• [STATED GOAL]: Copy each entry as it stands, leaving nothing out.
## Start EXCERPTED DATA
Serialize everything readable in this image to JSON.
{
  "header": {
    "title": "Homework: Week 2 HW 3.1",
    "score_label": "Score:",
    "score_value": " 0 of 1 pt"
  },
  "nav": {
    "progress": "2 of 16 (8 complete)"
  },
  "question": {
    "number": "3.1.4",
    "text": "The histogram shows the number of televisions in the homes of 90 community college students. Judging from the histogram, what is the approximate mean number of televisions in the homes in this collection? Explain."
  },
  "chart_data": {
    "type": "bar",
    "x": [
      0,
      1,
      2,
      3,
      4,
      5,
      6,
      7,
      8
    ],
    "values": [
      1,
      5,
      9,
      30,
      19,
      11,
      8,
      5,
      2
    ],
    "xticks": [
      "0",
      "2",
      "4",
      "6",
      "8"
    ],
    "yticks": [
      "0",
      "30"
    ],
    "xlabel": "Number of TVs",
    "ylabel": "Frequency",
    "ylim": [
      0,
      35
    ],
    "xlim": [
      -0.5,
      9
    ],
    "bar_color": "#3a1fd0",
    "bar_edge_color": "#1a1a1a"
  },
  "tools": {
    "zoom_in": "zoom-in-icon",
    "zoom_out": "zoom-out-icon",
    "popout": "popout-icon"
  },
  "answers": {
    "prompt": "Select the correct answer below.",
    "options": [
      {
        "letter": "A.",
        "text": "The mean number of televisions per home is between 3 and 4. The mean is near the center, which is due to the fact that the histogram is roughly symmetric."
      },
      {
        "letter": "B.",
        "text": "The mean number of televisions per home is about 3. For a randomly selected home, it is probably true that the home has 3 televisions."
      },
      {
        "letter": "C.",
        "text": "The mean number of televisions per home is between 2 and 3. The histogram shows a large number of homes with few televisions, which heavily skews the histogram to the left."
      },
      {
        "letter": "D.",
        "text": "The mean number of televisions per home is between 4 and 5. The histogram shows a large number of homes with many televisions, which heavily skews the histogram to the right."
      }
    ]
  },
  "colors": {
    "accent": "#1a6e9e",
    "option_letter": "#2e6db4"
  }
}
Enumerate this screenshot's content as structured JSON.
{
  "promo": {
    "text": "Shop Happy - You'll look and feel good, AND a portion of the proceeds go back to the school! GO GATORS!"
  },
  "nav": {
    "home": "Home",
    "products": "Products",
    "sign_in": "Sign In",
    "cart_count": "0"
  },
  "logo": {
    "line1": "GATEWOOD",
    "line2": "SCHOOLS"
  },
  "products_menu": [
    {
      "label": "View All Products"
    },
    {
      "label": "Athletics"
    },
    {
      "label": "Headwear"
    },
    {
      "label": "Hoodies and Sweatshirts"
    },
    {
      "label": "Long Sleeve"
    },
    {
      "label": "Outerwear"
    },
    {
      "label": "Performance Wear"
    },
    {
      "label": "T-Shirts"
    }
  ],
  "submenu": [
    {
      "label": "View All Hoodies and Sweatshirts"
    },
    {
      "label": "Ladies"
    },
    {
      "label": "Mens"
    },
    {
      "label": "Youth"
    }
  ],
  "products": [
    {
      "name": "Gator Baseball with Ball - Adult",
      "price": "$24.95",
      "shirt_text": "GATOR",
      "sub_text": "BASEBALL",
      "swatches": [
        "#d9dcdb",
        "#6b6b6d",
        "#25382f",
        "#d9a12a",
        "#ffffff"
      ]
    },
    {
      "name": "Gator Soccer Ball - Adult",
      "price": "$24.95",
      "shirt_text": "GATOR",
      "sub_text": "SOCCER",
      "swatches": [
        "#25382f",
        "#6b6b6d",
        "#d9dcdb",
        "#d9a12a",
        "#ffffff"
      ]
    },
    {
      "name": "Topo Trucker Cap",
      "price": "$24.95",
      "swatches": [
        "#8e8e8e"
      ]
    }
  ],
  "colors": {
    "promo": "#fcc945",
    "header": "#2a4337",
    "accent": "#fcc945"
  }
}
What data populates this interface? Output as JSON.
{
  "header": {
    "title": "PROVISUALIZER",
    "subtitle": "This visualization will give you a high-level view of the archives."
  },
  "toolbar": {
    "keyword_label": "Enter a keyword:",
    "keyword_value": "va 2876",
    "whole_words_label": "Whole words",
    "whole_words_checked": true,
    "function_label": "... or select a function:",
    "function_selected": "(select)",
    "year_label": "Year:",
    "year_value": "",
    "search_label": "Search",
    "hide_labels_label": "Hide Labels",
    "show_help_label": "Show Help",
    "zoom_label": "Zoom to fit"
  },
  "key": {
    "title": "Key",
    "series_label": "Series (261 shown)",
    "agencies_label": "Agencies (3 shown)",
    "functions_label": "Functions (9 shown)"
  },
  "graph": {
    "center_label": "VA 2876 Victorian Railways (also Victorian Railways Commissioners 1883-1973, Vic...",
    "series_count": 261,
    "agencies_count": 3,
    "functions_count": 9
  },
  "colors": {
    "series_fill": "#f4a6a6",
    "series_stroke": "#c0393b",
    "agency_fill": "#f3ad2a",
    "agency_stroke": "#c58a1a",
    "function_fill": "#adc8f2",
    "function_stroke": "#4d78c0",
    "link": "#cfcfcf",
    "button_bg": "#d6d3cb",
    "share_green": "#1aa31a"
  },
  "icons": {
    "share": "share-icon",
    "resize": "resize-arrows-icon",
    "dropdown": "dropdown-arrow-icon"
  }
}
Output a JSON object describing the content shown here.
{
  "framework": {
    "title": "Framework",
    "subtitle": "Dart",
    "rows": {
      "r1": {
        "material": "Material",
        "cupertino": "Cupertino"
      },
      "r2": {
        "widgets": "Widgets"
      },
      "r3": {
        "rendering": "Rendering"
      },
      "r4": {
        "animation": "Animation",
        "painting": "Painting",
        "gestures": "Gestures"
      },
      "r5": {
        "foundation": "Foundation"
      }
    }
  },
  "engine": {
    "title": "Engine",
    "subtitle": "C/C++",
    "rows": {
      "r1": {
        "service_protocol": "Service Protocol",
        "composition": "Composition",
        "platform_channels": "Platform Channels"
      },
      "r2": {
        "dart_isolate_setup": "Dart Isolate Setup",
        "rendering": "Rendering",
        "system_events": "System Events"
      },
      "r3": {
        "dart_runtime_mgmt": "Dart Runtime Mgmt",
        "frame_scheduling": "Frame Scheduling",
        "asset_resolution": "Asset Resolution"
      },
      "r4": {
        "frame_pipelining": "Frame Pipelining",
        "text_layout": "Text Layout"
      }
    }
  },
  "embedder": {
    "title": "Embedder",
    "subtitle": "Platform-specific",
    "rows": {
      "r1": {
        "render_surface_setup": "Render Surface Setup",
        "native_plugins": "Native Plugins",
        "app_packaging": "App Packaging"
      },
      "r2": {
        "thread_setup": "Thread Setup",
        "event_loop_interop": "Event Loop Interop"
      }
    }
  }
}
## End EXCERPTED DATA
• [TASK ANSWER]:
Serialize everything readable in this image to JSON.
{
  "header": {
    "title": "Homework: Week 2 HW 3.1",
    "score_label": "Score:",
    "score_value": " 0 of 1 pt"
  },
  "nav": {
    "progress": "2 of 16 (8 complete)"
  },
  "question": {
    "number": "3.1.4",
    "text": "The histogram shows the number of televisions in the homes of 90 community college students. Judging from the histogram, what is the approximate mean number of televisions in the homes in this collection? Explain."
  },
  "chart_data": {
    "type": "bar",
    "x": [
      0,
      1,
      2,
      3,
      4,
      5,
      6,
      7,
      8
    ],
    "values": [
      1,
      5,
      9,
      30,
      19,
      11,
      8,
      5,
      2
    ],
    "xticks": [
      "0",
      "2",
      "4",
      "6",
      "8"
    ],
    "yticks": [
      "0",
      "30"
    ],
    "xlabel": "Number of TVs",
    "ylabel": "Frequency",
    "ylim": [
      0,
      35
    ],
    "xlim": [
      -0.5,
      9
    ],
    "bar_color": "#3a1fd0",
    "bar_edge_color": "#1a1a1a"
  },
  "tools": {
    "zoom_in": "zoom-in-icon",
    "zoom_out": "zoom-out-icon",
    "popout": "popout-icon"
  },
  "answers": {
    "prompt": "Select the correct answer below.",
    "options": [
      {
        "letter": "A.",
        "text": "The mean number of televisions per home is between 3 and 4. The mean is near the center, which is due to the fact that the histogram is roughly symmetric."
      },
      {
        "letter": "B.",
        "text": "The mean number of televisions per home is about 3. For a randomly selected home, it is probably true that the home has 3 televisions."
      },
      {
        "letter": "C.",
        "text": "The mean number of televisions per home is between 2 and 3. The histogram shows a large number of homes with few televisions, which heavily skews the histogram to the left."
      },
      {
        "letter": "D.",
        "text": "The mean number of televisions per home is between 4 and 5. The histogram shows a large number of homes with many televisions, which heavily skews the histogram to the right."
      }
    ]
  },
  "colors": {
    "accent": "#1a6e9e",
    "option_letter": "#2e6db4"
  }
}
Enumerate this screenshot's content as structured JSON.
{
  "promo": {
    "text": "Shop Happy - You'll look and feel good, AND a portion of the proceeds go back to the school! GO GATORS!"
  },
  "nav": {
    "home": "Home",
    "products": "Products",
    "sign_in": "Sign In",
    "cart_count": "0"
  },
  "logo": {
    "line1": "GATEWOOD",
    "line2": "SCHOOLS"
  },
  "products_menu": [
    {
      "label": "View All Products"
    },
    {
      "label": "Athletics"
    },
    {
      "label": "Headwear"
    },
    {
      "label": "Hoodies and Sweatshirts"
    },
    {
      "label": "Long Sleeve"
    },
    {
      "label": "Outerwear"
    },
    {
      "label": "Performance Wear"
    },
    {
      "label": "T-Shirts"
    }
  ],
  "submenu": [
    {
      "label": "View All Hoodies and Sweatshirts"
    },
    {
      "label": "Ladies"
    },
    {
      "label": "Mens"
    },
    {
      "label": "Youth"
    }
  ],
  "products": [
    {
      "name": "Gator Baseball with Ball - Adult",
      "price": "$24.95",
      "shirt_text": "GATOR",
      "sub_text": "BASEBALL",
      "swatches": [
        "#d9dcdb",
        "#6b6b6d",
        "#25382f",
        "#d9a12a",
        "#ffffff"
      ]
    },
    {
      "name": "Gator Soccer Ball - Adult",
      "price": "$24.95",
      "shirt_text": "GATOR",
      "sub_text": "SOCCER",
      "swatches": [
        "#25382f",
        "#6b6b6d",
        "#d9dcdb",
        "#d9a12a",
        "#ffffff"
      ]
    },
    {
      "name": "Topo Trucker Cap",
      "price": "$24.95",
      "swatches": [
        "#8e8e8e"
      ]
    }
  ],
  "colors": {
    "promo": "#fcc945",
    "header": "#2a4337",
    "accent": "#fcc945"
  }
}
What data populates this interface? Output as JSON.
{
  "header": {
    "title": "PROVISUALIZER",
    "subtitle": "This visualization will give you a high-level view of the archives."
  },
  "toolbar": {
    "keyword_label": "Enter a keyword:",
    "keyword_value": "va 2876",
    "whole_words_label": "Whole words",
    "whole_words_checked": true,
    "function_label": "... or select a function:",
    "function_selected": "(select)",
    "year_label": "Year:",
    "year_value": "",
    "search_label": "Search",
    "hide_labels_label": "Hide Labels",
    "show_help_label": "Show Help",
    "zoom_label": "Zoom to fit"
  },
  "key": {
    "title": "Key",
    "series_label": "Series (261 shown)",
    "agencies_label": "Agencies (3 shown)",
    "functions_label": "Functions (9 shown)"
  },
  "graph": {
    "center_label": "VA 2876 Victorian Railways (also Victorian Railways Commissioners 1883-1973, Vic...",
    "series_count": 261,
    "agencies_count": 3,
    "functions_count": 9
  },
  "colors": {
    "series_fill": "#f4a6a6",
    "series_stroke": "#c0393b",
    "agency_fill": "#f3ad2a",
    "agency_stroke": "#c58a1a",
    "function_fill": "#adc8f2",
    "function_stroke": "#4d78c0",
    "link": "#cfcfcf",
    "button_bg": "#d6d3cb",
    "share_green": "#1aa31a"
  },
  "icons": {
    "share": "share-icon",
    "resize": "resize-arrows-icon",
    "dropdown": "dropdown-arrow-icon"
  }
}
Output a JSON object describing the content shown here.
{
  "framework": {
    "title": "Framework",
    "subtitle": "Dart",
    "rows": {
      "r1": {
        "material": "Material",
        "cupertino": "Cupertino"
      },
      "r2": {
        "widgets": "Widgets"
      },
      "r3": {
        "rendering": "Rendering"
      },
      "r4": {
        "animation": "Animation",
        "painting": "Painting",
        "gestures": "Gestures"
      },
      "r5": {
        "foundation": "Foundation"
      }
    }
  },
  "engine": {
    "title": "Engine",
    "subtitle": "C/C++",
    "rows": {
      "r1": {
        "service_protocol": "Service Protocol",
        "composition": "Composition",
        "platform_channels": "Platform Channels"
      },
      "r2": {
        "dart_isolate_setup": "Dart Isolate Setup",
        "rendering": "Rendering",
        "system_events": "System Events"
      },
      "r3": {
        "dart_runtime_mgmt": "Dart Runtime Mgmt",
        "frame_scheduling": "Frame Scheduling",
        "asset_resolution": "Asset Resolution"
      },
      "r4": {
        "frame_pipelining": "Frame Pipelining",
        "text_layout": "Text Layout"
      }
    }
  },
  "embedder": {
    "title": "Embedder",
    "subtitle": "Platform-specific",
    "rows": {
      "r1": {
        "render_surface_setup": "Render Surface Setup",
        "native_plugins": "Native Plugins",
        "app_packaging": "App Packaging"
      },
      "r2": {
        "thread_setup": "Thread Setup",
        "event_loop_interop": "Event Loop Interop"
      }
    }
  }
}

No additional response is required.